- _Task details_:
Copy every line that holds "SISEVE".
-- Start Raw records --
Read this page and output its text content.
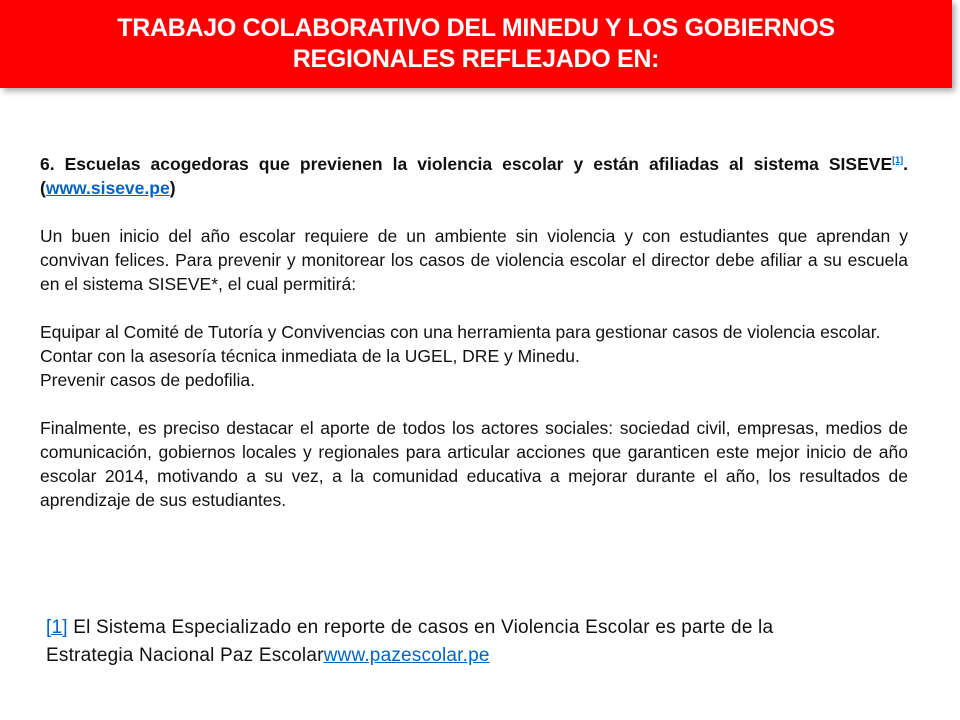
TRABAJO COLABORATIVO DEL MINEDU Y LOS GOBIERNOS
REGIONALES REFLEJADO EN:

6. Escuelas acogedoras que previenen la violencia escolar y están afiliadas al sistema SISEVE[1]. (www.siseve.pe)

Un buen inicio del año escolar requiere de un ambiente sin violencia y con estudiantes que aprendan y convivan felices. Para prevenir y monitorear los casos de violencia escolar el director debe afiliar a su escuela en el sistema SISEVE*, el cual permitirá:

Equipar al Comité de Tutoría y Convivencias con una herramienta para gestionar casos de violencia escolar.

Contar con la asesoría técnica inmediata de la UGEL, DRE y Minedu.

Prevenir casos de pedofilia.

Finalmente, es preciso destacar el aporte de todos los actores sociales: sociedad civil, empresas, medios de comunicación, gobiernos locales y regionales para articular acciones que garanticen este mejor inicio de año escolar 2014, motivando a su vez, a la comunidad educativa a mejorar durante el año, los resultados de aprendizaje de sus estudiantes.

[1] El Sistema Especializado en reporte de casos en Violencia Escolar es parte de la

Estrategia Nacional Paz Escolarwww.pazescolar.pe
-- End Raw records --
-- Start Raw records --
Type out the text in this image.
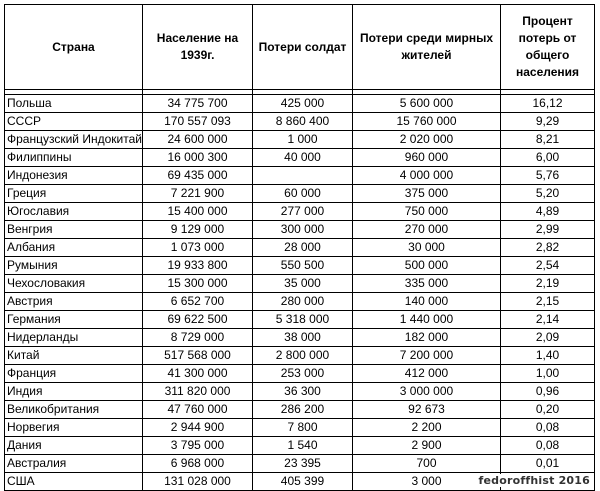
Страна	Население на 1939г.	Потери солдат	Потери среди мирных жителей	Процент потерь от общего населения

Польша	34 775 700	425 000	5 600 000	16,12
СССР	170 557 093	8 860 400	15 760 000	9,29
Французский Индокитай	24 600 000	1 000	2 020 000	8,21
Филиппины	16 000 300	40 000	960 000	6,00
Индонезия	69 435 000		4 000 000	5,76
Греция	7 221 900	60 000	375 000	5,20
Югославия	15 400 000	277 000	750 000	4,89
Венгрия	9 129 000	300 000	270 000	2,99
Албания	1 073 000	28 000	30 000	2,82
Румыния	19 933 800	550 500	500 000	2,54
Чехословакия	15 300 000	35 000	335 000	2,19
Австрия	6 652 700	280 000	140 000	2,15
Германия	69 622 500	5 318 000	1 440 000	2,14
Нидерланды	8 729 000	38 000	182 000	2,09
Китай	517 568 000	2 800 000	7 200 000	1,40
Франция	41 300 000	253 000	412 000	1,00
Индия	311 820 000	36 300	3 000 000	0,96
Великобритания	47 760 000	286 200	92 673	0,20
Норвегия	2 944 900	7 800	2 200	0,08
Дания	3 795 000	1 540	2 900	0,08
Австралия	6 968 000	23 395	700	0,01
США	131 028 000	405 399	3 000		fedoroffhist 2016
-- End Raw records --
-- Start Raw records --
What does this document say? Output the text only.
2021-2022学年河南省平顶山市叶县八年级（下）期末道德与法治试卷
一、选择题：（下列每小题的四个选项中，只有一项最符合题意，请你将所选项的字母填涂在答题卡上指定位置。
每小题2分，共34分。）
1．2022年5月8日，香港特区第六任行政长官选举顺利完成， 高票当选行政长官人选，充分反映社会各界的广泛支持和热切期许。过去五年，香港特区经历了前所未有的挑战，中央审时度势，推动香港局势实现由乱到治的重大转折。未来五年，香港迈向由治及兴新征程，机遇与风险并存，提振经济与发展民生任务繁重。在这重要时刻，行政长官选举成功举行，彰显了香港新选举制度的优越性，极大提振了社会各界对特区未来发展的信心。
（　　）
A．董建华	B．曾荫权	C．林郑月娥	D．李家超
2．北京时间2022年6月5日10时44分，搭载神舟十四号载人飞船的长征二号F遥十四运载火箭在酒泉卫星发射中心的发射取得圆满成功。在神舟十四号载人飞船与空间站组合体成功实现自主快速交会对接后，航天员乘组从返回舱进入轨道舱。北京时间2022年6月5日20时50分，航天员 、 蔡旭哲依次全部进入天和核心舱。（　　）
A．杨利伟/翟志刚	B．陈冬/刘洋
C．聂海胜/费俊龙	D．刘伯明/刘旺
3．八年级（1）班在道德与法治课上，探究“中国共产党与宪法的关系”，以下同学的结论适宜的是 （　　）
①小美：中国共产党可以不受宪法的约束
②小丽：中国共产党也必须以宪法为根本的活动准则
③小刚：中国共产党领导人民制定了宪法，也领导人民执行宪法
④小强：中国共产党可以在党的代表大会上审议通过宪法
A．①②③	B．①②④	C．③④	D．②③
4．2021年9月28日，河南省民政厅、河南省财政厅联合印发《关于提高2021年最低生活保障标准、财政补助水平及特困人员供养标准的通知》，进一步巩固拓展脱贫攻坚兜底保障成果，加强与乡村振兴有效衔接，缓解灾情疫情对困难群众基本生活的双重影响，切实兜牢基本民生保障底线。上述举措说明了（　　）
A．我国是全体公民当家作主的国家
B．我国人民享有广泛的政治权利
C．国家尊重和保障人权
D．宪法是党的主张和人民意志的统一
-- End Raw records --
- _The result_:
6. Escuelas acogedoras que previenen la violencia escolar y están afiliadas al sistema SISEVE[1]. (www.siseve.pe)
Un buen inicio del año escolar requiere de un ambiente sin violencia y con estudiantes que aprendan y convivan felices. Para prevenir y monitorear los casos de violencia escolar el director debe afiliar a su escuela en el sistema SISEVE*, el cual permitirá:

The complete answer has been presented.